Your task is to tally the lines of the listing containing the word "this" and report the figure alone.

[START Record set]

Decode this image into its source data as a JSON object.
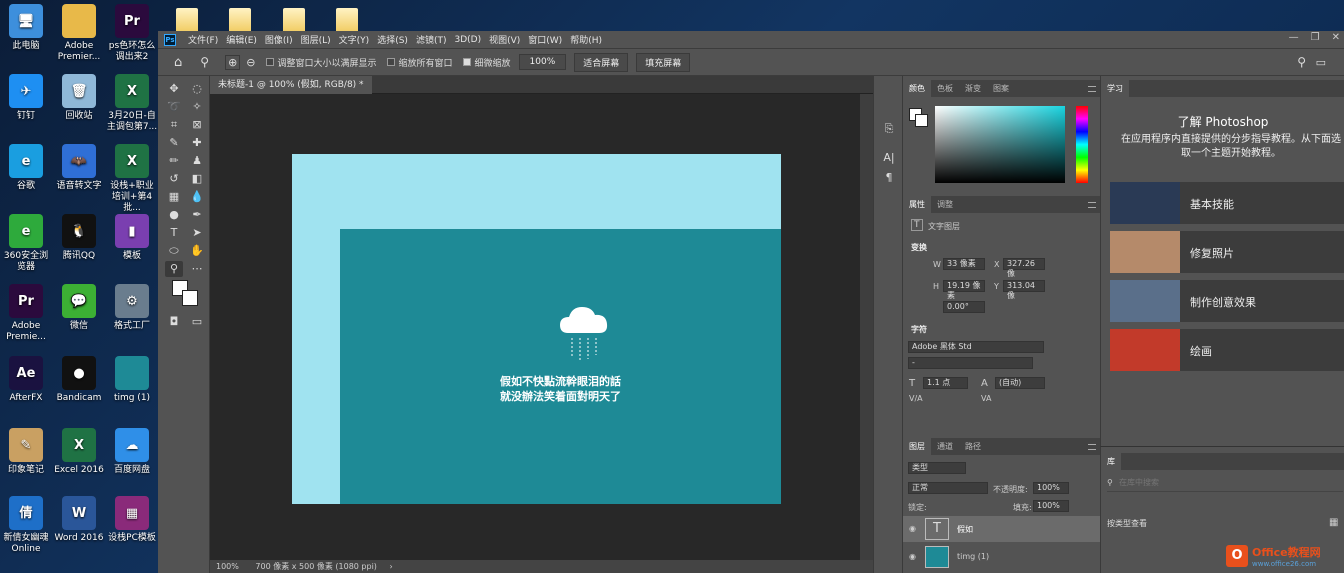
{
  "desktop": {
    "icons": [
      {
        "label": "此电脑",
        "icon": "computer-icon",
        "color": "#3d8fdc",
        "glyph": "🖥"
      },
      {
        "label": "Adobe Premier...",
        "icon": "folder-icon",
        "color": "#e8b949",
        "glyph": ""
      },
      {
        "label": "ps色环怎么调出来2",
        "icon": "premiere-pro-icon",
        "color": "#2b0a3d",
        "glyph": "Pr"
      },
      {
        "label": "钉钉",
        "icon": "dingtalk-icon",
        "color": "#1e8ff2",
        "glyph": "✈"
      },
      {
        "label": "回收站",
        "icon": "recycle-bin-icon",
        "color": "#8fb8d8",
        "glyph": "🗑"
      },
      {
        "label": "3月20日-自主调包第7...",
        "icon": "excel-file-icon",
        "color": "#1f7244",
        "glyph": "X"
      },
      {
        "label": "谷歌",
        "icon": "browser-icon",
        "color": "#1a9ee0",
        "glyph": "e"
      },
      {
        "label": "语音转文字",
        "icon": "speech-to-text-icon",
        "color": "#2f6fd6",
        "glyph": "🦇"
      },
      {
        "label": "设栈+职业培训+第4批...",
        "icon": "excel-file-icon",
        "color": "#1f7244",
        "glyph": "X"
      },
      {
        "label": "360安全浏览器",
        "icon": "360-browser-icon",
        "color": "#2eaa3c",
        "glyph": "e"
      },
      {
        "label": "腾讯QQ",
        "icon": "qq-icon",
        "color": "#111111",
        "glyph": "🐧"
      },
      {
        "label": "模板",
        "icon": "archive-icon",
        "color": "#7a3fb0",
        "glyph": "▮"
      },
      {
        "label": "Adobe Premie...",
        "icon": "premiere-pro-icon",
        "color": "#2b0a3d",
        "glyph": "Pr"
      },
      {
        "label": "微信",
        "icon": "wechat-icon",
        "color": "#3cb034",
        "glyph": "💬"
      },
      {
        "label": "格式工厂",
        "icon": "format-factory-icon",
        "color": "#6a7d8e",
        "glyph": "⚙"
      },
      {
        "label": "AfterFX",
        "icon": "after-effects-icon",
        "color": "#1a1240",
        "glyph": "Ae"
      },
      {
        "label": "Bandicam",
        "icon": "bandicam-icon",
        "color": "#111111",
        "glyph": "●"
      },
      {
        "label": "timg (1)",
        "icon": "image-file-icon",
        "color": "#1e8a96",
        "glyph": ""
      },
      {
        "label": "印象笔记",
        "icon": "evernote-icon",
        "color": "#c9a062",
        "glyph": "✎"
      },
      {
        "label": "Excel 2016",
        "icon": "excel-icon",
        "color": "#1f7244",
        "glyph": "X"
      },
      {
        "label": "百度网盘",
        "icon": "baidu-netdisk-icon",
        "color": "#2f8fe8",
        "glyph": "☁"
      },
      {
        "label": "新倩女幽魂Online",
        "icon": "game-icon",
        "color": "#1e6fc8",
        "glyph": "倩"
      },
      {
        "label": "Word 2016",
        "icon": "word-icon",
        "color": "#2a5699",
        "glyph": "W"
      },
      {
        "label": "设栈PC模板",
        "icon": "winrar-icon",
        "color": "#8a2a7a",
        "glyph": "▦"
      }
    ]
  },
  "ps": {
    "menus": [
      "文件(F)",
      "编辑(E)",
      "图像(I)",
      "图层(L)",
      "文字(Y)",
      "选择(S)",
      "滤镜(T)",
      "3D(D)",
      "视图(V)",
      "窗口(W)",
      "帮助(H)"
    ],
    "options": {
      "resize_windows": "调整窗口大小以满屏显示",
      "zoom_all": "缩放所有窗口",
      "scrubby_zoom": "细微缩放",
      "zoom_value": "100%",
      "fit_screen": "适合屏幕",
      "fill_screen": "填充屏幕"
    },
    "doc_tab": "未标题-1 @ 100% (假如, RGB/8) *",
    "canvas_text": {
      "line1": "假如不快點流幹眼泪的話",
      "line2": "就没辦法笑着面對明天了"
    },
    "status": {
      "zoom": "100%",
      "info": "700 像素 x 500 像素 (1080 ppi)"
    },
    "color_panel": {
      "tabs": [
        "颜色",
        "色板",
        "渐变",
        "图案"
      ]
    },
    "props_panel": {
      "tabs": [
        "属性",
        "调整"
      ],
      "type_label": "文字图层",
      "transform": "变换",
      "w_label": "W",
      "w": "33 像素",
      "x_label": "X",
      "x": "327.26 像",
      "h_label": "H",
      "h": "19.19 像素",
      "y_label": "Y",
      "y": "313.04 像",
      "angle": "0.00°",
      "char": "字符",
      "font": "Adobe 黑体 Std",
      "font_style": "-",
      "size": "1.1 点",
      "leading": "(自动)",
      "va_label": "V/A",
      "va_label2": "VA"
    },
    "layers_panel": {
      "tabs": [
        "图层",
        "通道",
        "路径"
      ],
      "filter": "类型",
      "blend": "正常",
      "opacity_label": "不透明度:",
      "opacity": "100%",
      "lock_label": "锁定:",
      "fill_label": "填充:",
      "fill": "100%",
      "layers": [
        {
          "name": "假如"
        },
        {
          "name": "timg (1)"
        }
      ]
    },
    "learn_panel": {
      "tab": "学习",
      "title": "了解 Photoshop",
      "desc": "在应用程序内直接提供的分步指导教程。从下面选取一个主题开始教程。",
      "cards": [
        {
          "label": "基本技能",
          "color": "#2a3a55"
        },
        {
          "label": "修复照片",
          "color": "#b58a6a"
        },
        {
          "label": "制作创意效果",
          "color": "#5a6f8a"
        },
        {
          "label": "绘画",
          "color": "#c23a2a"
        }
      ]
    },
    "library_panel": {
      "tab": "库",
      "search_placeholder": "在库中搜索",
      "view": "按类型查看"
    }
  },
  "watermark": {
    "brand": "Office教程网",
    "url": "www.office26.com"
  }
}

[END Record set]
[START Record set]

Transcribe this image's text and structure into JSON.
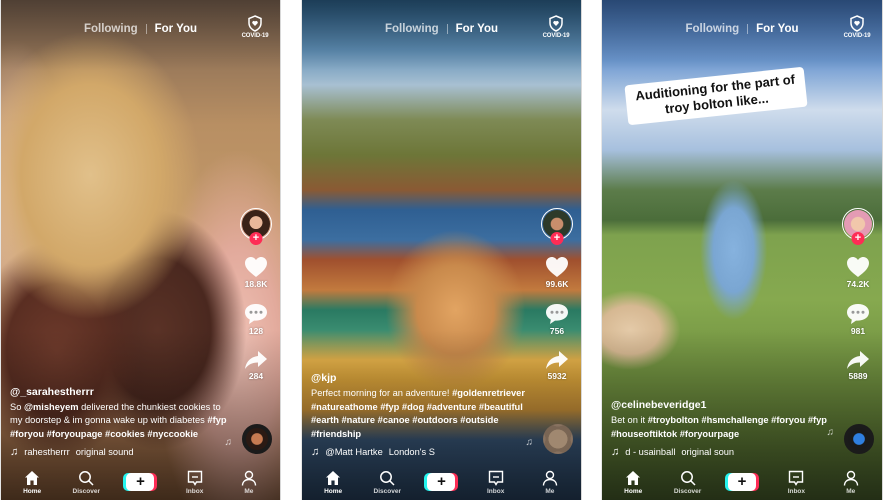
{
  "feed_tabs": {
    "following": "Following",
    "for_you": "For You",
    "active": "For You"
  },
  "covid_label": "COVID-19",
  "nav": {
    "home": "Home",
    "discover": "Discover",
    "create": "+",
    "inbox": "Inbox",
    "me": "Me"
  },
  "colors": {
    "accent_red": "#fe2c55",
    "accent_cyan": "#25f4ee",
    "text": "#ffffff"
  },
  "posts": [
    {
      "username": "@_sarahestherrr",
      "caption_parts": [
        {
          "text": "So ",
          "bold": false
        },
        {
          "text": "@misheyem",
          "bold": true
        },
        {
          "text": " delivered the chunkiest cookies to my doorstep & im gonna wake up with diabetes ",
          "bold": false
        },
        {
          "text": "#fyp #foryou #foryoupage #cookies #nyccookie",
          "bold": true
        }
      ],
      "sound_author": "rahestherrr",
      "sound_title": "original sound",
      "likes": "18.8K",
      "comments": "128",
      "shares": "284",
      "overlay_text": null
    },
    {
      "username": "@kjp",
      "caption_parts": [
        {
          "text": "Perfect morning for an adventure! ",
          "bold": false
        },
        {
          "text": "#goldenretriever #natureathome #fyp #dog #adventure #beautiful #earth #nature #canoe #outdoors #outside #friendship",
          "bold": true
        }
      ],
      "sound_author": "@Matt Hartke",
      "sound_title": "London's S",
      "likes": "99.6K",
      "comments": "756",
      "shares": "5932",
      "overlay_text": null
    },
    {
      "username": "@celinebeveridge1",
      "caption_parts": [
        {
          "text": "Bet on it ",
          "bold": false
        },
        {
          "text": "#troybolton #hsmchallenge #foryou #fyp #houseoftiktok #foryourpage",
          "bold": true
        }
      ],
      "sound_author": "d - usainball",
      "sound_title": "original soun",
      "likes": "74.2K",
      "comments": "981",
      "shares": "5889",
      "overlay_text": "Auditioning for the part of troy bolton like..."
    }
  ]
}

[END Record set]

| Full output |
2